=== Set task ===
Every record must appear in your copy exactly as written, with no pictures.

=== Data lines ===
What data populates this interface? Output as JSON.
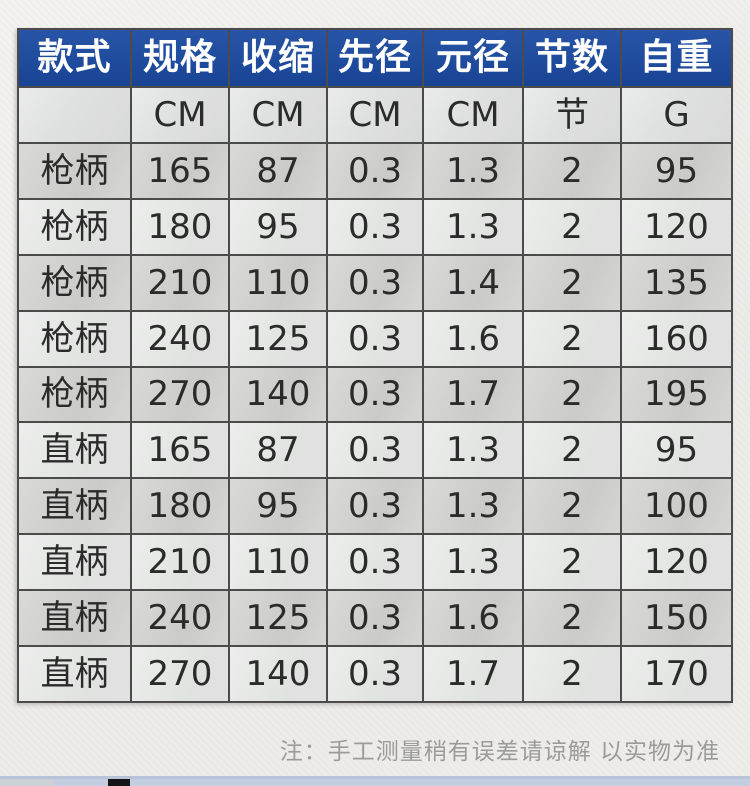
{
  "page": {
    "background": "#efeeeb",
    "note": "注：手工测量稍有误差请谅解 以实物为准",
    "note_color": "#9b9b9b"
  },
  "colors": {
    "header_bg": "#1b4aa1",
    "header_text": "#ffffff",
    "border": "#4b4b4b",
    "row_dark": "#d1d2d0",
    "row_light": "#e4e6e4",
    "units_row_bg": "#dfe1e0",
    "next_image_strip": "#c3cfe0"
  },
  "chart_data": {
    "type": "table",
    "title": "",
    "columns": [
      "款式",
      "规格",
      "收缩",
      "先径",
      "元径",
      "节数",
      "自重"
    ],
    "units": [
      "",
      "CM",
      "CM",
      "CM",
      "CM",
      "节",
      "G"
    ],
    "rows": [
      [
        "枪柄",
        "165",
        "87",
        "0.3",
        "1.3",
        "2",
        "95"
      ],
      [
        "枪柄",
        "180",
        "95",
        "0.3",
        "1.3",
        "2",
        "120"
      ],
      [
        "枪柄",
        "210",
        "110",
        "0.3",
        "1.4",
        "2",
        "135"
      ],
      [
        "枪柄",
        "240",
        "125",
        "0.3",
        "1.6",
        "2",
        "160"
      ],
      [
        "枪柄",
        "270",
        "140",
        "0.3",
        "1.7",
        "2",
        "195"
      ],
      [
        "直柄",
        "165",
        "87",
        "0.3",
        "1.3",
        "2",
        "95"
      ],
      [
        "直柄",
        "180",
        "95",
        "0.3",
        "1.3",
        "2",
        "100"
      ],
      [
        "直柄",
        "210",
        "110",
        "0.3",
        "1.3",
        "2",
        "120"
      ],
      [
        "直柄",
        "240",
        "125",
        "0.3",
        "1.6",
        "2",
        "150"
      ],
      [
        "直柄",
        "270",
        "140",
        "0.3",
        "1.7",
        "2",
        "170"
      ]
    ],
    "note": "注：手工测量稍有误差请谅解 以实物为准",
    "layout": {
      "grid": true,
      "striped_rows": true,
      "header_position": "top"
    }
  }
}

=== Task solution ===
What data populates this interface? Output as JSON.
{
  "page": {
    "background": "#efeeeb",
    "note": "注：手工测量稍有误差请谅解 以实物为准",
    "note_color": "#9b9b9b"
  },
  "colors": {
    "header_bg": "#1b4aa1",
    "header_text": "#ffffff",
    "border": "#4b4b4b",
    "row_dark": "#d1d2d0",
    "row_light": "#e4e6e4",
    "units_row_bg": "#dfe1e0",
    "next_image_strip": "#c3cfe0"
  },
  "chart_data": {
    "type": "table",
    "title": "",
    "columns": [
      "款式",
      "规格",
      "收缩",
      "先径",
      "元径",
      "节数",
      "自重"
    ],
    "units": [
      "",
      "CM",
      "CM",
      "CM",
      "CM",
      "节",
      "G"
    ],
    "rows": [
      [
        "枪柄",
        "165",
        "87",
        "0.3",
        "1.3",
        "2",
        "95"
      ],
      [
        "枪柄",
        "180",
        "95",
        "0.3",
        "1.3",
        "2",
        "120"
      ],
      [
        "枪柄",
        "210",
        "110",
        "0.3",
        "1.4",
        "2",
        "135"
      ],
      [
        "枪柄",
        "240",
        "125",
        "0.3",
        "1.6",
        "2",
        "160"
      ],
      [
        "枪柄",
        "270",
        "140",
        "0.3",
        "1.7",
        "2",
        "195"
      ],
      [
        "直柄",
        "165",
        "87",
        "0.3",
        "1.3",
        "2",
        "95"
      ],
      [
        "直柄",
        "180",
        "95",
        "0.3",
        "1.3",
        "2",
        "100"
      ],
      [
        "直柄",
        "210",
        "110",
        "0.3",
        "1.3",
        "2",
        "120"
      ],
      [
        "直柄",
        "240",
        "125",
        "0.3",
        "1.6",
        "2",
        "150"
      ],
      [
        "直柄",
        "270",
        "140",
        "0.3",
        "1.7",
        "2",
        "170"
      ]
    ],
    "note": "注：手工测量稍有误差请谅解 以实物为准",
    "layout": {
      "grid": true,
      "striped_rows": true,
      "header_position": "top"
    }
  }
}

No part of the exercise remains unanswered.